Part of a data file
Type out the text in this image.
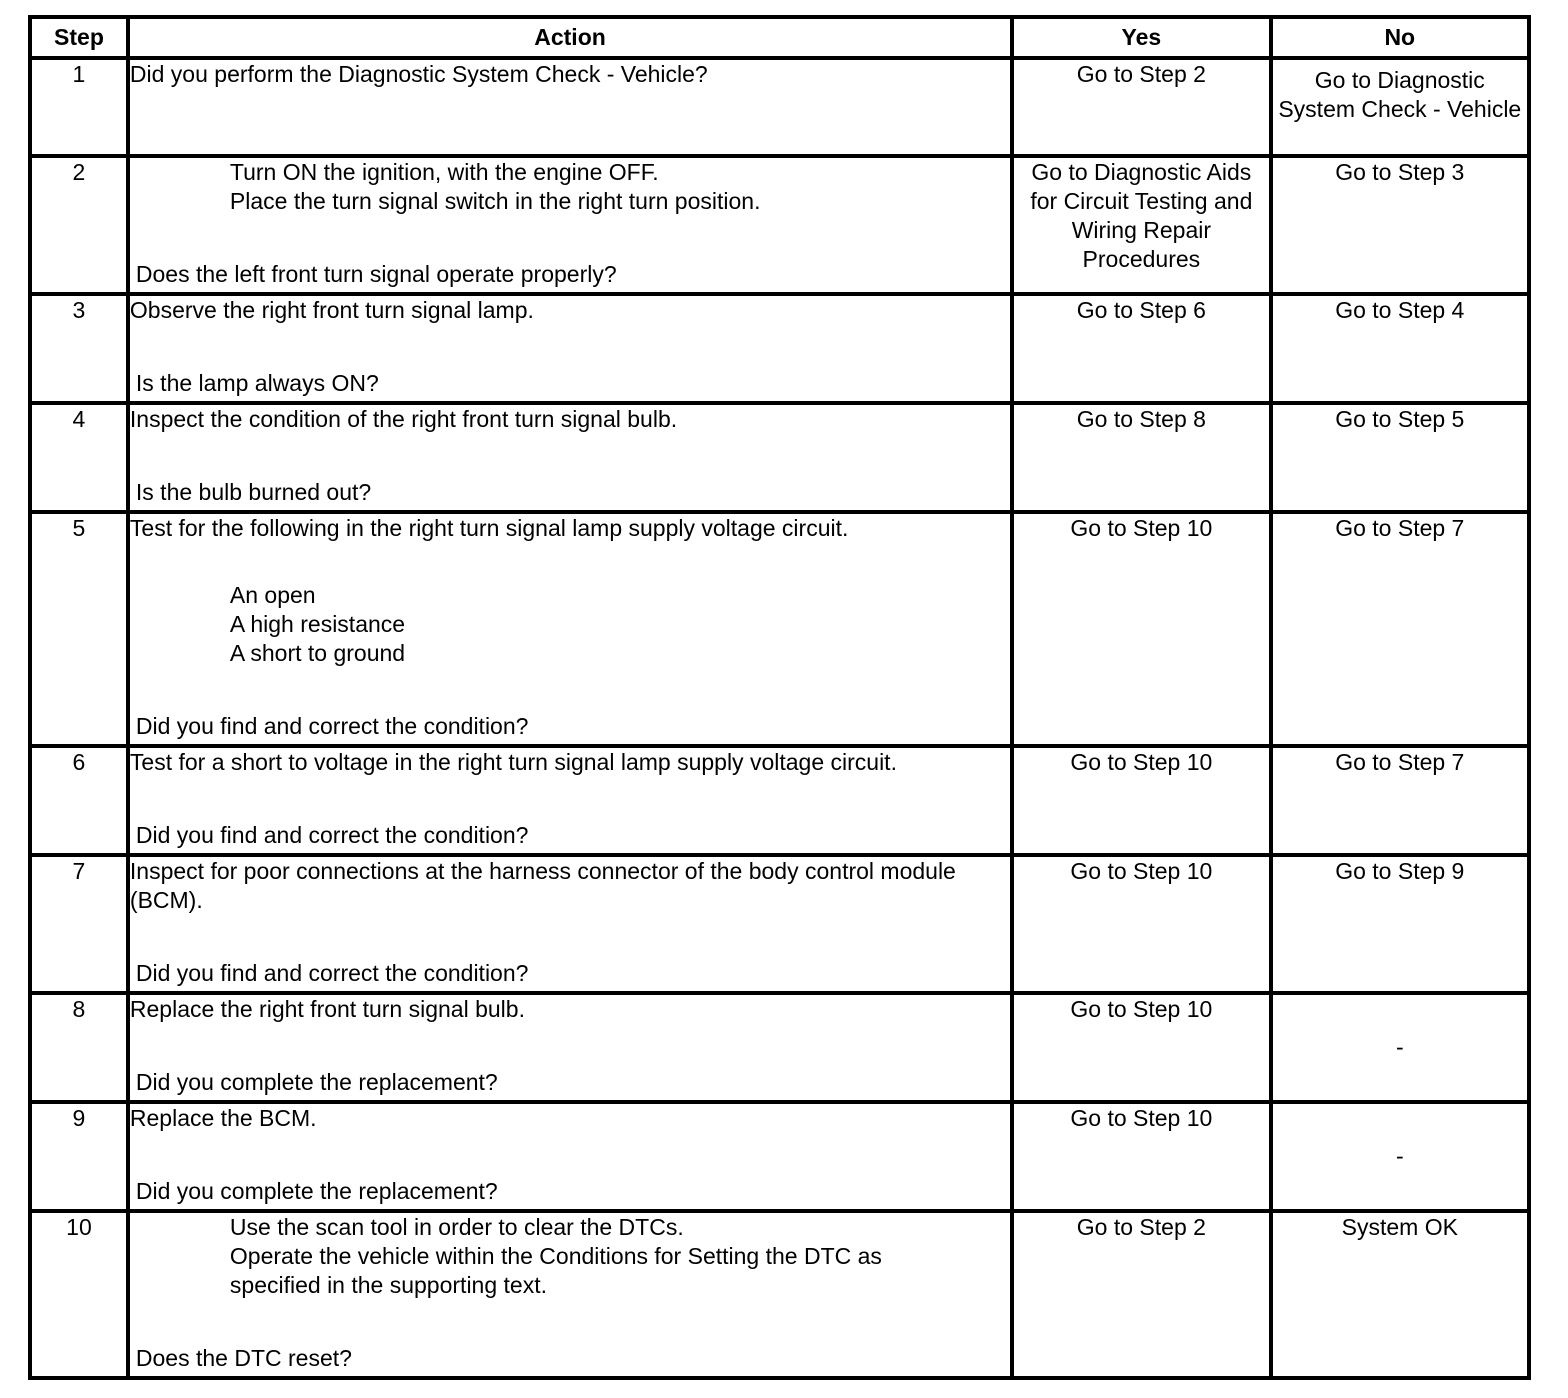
Step	Action	Yes	No
1	Did you perform the Diagnostic System Check - Vehicle?	Go to Step 2	Go to Diagnostic System Check - Vehicle
2	Turn ON the ignition, with the engine OFF.
Place the turn signal switch in the right turn position.
Does the left front turn signal operate properly?	Go to Diagnostic Aids for Circuit Testing and Wiring Repair Procedures	Go to Step 3
3	Observe the right front turn signal lamp.
Is the lamp always ON?	Go to Step 6	Go to Step 4
4	Inspect the condition of the right front turn signal bulb.
Is the bulb burned out?	Go to Step 8	Go to Step 5
5	Test for the following in the right turn signal lamp supply voltage circuit.
An open
A high resistance
A short to ground
Did you find and correct the condition?	Go to Step 10	Go to Step 7
6	Test for a short to voltage in the right turn signal lamp supply voltage circuit.
Did you find and correct the condition?	Go to Step 10	Go to Step 7
7	Inspect for poor connections at the harness connector of the body control module (BCM).
Did you find and correct the condition?	Go to Step 10	Go to Step 9
8	Replace the right front turn signal bulb.
Did you complete the replacement?	Go to Step 10	-
9	Replace the BCM.
Did you complete the replacement?	Go to Step 10	-
10	Use the scan tool in order to clear the DTCs.
Operate the vehicle within the Conditions for Setting the DTC as specified in the supporting text.
Does the DTC reset?	Go to Step 2	System OK
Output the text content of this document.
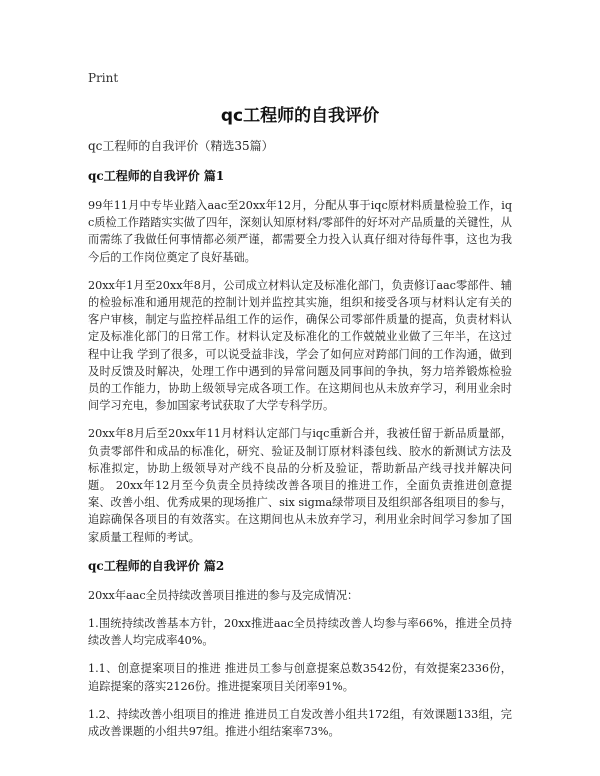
Print
qc工程师的自我评价
qc工程师的自我评价（精选35篇）
qc工程师的自我评价 篇1

99年11月中专毕业踏入aac至20xx年12月，分配从事于iqc原材料质量检验工作，iqc质检工作踏踏实实做了四年，深刻认知原材料/零部件的好坏对产品质量的关键性，从而需练了我做任何事情都必须严谨，都需要全力投入认真仔细对待每件事，这也为我今后的工作岗位奠定了良好基础。

20xx年1月至20xx年8月，公司成立材料认定及标准化部门，负责修订aac零部件、辅的检验标准和通用规范的控制计划并监控其实施，组织和接受各项与材料认定有关的客户审核，制定与监控样品组工作的运作，确保公司零部件质量的提高，负责材料认定及标准化部门的日常工作。材料认定及标准化的工作兢兢业业做了三年半，在这过程中让我 学到了很多，可以说受益非浅，学会了如何应对跨部门间的工作沟通，做到及时反馈及时解决，处理工作中遇到的异常问题及同事间的争执，努力培养锻炼检验员的工作能力，协助上级领导完成各项工作。在这期间也从未放弃学习，利用业余时间学习充电，参加国家考试获取了大学专科学历。

20xx年8月后至20xx年11月材料认定部门与iqc重新合并，我被任留于新品质量部，负责零部件和成品的标准化，研究、验证及制订原材料漆包线、胶水的新测试方法及标准拟定，协助上级领导对产线不良品的分析及验证，帮助新品产线寻找并解决问题。 20xx年12月至今负责全员持续改善各项目的推进工作，全面负责推进创意提案、改善小组、优秀成果的现场推广、six sigma绿带项目及组织部各组项目的参与，追踪确保各项目的有效落实。在这期间也从未放弃学习，利用业余时间学习参加了国家质量工程师的考试。

qc工程师的自我评价 篇2

20xx年aac全员持续改善项目推进的参与及完成情况：

1.围统持续改善基本方针，20xx推进aac全员持续改善人均参与率66%，推进全员持续改善人均完成率40%。

1.1、创意提案项目的推进 推进员工参与创意提案总数3542份，有效提案2336份，追踪提案的落实2126份。推进提案项目关闭率91%。

1.2、持续改善小组项目的推进 推进员工自发改善小组共172组，有效课题133组，完成改善课题的小组共97组。推进小组结案率73%。
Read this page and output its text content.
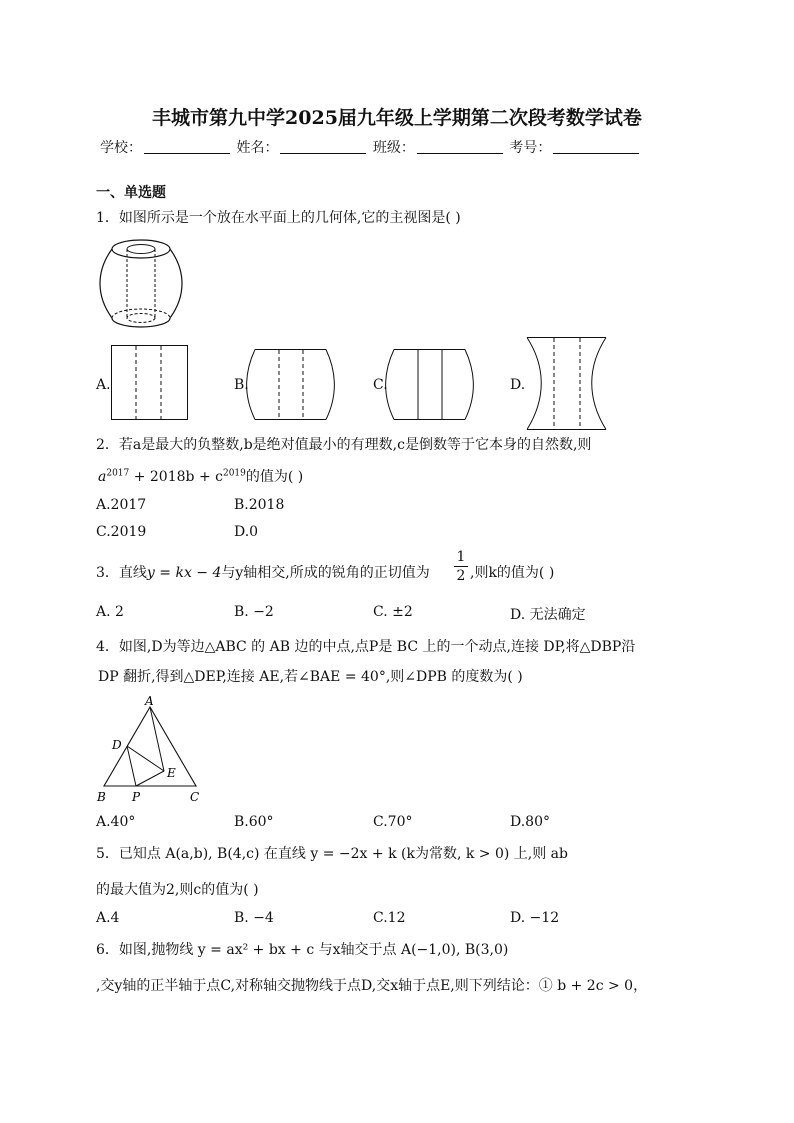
丰城市第九中学2025届九年级上学期第二次段考数学试卷
学校：	姓名：	班级：	考号：
一、单选题
1．如图所示是一个放在水平面上的几何体,它的主视图是( )
A.	B.	C.	D.
2．若a是最大的负整数,b是绝对值最小的有理数,c是倒数等于它本身的自然数,则
$a^{2017} + 2018b + c^{2019}$的值为( )
A.2017	B.2018
C.2019	D.0
3．直线y = kx − 4与y轴相交,所成的锐角的正切值为
1
2 ,则k的值为( )
A. 2	B. −2	C. ±2	D. 无法确定
4．如图,D为等边△ABC 的 AB 边的中点,点P是 BC 上的一个动点,连接 DP,将△DBP沿
DP 翻折,得到△DEP,连接 AE,若∠BAE = 40°,则∠DPB 的度数为( )
A
D
E
B P	C
A.40°	B.60°	C.70°	D.80°
5．已知点 A(a,b), B(4,c) 在直线 y = −2x + k (k为常数, k > 0) 上,则 ab
的最大值为2,则c的值为( )
A.4	B. −4	C.12	D. −12
6．如图,抛物线 y = ax² + bx + c 与x轴交于点 A(−1,0), B(3,0)
,交y轴的正半轴于点C,对称轴交抛物线于点D,交x轴于点E,则下列结论：① b + 2c > 0，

■ Your goal ■
Print the records word for word and exclude any picture they hold.

■ The result ■
Type out the text in this image.
Step	Action	Yes	No
1	Did you perform the Diagnostic System Check - Vehicle?	Go to Step 2	Go to Diagnostic System Check - Vehicle
2	Turn ON the ignition, with the engine OFF.
Place the turn signal switch in the right turn position.
Does the left front turn signal operate properly?	Go to Diagnostic Aids for Circuit Testing and Wiring Repair Procedures	Go to Step 3
3	Observe the right front turn signal lamp.
Is the lamp always ON?	Go to Step 6	Go to Step 4
4	Inspect the condition of the right front turn signal bulb.
Is the bulb burned out?	Go to Step 8	Go to Step 5
5	Test for the following in the right turn signal lamp supply voltage circuit.
An open
A high resistance
A short to ground
Did you find and correct the condition?	Go to Step 10	Go to Step 7
6	Test for a short to voltage in the right turn signal lamp supply voltage circuit.
Did you find and correct the condition?	Go to Step 10	Go to Step 7
7	Inspect for poor connections at the harness connector of the body control module (BCM).
Did you find and correct the condition?	Go to Step 10	Go to Step 9
8	Replace the right front turn signal bulb.
Did you complete the replacement?	Go to Step 10	-
9	Replace the BCM.
Did you complete the replacement?	Go to Step 10	-
10	Use the scan tool in order to clear the DTCs.
Operate the vehicle within the Conditions for Setting the DTC as specified in the supporting text.
Does the DTC reset?	Go to Step 2	System OK
Output the text content of this document.
Print
qc工程师的自我评价
qc工程师的自我评价（精选35篇）
qc工程师的自我评价 篇1

99年11月中专毕业踏入aac至20xx年12月，分配从事于iqc原材料质量检验工作，iqc质检工作踏踏实实做了四年，深刻认知原材料/零部件的好坏对产品质量的关键性，从而需练了我做任何事情都必须严谨，都需要全力投入认真仔细对待每件事，这也为我今后的工作岗位奠定了良好基础。

20xx年1月至20xx年8月，公司成立材料认定及标准化部门，负责修订aac零部件、辅的检验标准和通用规范的控制计划并监控其实施，组织和接受各项与材料认定有关的客户审核，制定与监控样品组工作的运作，确保公司零部件质量的提高，负责材料认定及标准化部门的日常工作。材料认定及标准化的工作兢兢业业做了三年半，在这过程中让我 学到了很多，可以说受益非浅，学会了如何应对跨部门间的工作沟通，做到及时反馈及时解决，处理工作中遇到的异常问题及同事间的争执，努力培养锻炼检验员的工作能力，协助上级领导完成各项工作。在这期间也从未放弃学习，利用业余时间学习充电，参加国家考试获取了大学专科学历。

20xx年8月后至20xx年11月材料认定部门与iqc重新合并，我被任留于新品质量部，负责零部件和成品的标准化，研究、验证及制订原材料漆包线、胶水的新测试方法及标准拟定，协助上级领导对产线不良品的分析及验证，帮助新品产线寻找并解决问题。 20xx年12月至今负责全员持续改善各项目的推进工作，全面负责推进创意提案、改善小组、优秀成果的现场推广、six sigma绿带项目及组织部各组项目的参与，追踪确保各项目的有效落实。在这期间也从未放弃学习，利用业余时间学习参加了国家质量工程师的考试。

qc工程师的自我评价 篇2

20xx年aac全员持续改善项目推进的参与及完成情况：

1.围统持续改善基本方针，20xx推进aac全员持续改善人均参与率66%，推进全员持续改善人均完成率40%。

1.1、创意提案项目的推进 推进员工参与创意提案总数3542份，有效提案2336份，追踪提案的落实2126份。推进提案项目关闭率91%。

1.2、持续改善小组项目的推进 推进员工自发改善小组共172组，有效课题133组，完成改善课题的小组共97组。推进小组结案率73%。
Read this page and output its text content.
丰城市第九中学2025届九年级上学期第二次段考数学试卷
学校：	姓名：	班级：	考号：
一、单选题
1．如图所示是一个放在水平面上的几何体,它的主视图是( )
A.	B.	C.	D.
2．若a是最大的负整数,b是绝对值最小的有理数,c是倒数等于它本身的自然数,则
$a^{2017} + 2018b + c^{2019}$的值为( )
A.2017	B.2018
C.2019	D.0
3．直线y = kx − 4与y轴相交,所成的锐角的正切值为
1
2 ,则k的值为( )
A. 2	B. −2	C. ±2	D. 无法确定
4．如图,D为等边△ABC 的 AB 边的中点,点P是 BC 上的一个动点,连接 DP,将△DBP沿
DP 翻折,得到△DEP,连接 AE,若∠BAE = 40°,则∠DPB 的度数为( )
A
D
E
B P	C
A.40°	B.60°	C.70°	D.80°
5．已知点 A(a,b), B(4,c) 在直线 y = −2x + k (k为常数, k > 0) 上,则 ab
的最大值为2,则c的值为( )
A.4	B. −4	C.12	D. −12
6．如图,抛物线 y = ax² + bx + c 与x轴交于点 A(−1,0), B(3,0)
,交y轴的正半轴于点C,对称轴交抛物线于点D,交x轴于点E,则下列结论：① b + 2c > 0，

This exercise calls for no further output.